Material:
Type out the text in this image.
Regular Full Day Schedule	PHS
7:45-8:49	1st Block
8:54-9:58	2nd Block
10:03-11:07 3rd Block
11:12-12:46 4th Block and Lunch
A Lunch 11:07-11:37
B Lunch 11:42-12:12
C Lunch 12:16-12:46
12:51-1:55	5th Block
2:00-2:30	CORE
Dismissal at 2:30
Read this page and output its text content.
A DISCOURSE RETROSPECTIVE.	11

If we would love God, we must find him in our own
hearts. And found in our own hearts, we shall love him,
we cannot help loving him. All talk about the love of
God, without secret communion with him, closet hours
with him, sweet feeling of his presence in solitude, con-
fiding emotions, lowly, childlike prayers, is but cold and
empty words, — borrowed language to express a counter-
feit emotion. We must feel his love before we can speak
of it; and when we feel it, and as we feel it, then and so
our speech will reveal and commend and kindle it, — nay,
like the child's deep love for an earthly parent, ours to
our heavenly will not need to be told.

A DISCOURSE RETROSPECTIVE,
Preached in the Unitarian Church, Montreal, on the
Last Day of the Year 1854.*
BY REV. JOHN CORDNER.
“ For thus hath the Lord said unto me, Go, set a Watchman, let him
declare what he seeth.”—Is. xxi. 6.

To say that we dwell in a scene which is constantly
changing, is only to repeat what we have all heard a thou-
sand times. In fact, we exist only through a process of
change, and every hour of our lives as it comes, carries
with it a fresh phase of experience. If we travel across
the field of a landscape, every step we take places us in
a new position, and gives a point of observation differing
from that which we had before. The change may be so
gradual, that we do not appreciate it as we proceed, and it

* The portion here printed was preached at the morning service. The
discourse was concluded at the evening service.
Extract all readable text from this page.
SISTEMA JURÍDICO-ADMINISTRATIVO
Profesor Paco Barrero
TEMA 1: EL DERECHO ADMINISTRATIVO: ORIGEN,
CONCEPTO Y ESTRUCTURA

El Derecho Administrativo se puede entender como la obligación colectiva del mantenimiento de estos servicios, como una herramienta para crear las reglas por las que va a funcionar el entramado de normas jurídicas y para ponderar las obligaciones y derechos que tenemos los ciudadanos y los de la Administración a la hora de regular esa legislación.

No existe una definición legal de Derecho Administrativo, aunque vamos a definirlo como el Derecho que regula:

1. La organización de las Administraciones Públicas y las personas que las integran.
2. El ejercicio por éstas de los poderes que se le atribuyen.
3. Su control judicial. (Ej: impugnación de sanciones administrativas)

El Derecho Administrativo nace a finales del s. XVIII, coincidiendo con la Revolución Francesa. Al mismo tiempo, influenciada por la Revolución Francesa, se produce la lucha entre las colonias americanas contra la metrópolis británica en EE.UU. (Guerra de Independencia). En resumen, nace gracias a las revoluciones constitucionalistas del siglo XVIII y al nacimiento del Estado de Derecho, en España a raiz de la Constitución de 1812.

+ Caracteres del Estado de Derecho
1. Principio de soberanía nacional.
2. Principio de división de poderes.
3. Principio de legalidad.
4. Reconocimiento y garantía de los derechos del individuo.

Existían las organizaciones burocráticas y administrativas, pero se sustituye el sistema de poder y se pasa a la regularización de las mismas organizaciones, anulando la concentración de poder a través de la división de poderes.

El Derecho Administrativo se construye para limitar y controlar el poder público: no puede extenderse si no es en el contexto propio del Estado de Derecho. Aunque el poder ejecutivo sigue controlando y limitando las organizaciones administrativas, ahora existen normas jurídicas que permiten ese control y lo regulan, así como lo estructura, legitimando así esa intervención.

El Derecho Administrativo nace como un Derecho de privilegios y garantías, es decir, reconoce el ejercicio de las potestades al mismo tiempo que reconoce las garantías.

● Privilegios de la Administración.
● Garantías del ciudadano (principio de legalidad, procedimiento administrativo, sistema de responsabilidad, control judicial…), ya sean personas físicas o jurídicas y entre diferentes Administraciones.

Required work:
Among the lines of the data above, count those holding "that" and state only the number.

Result below:
3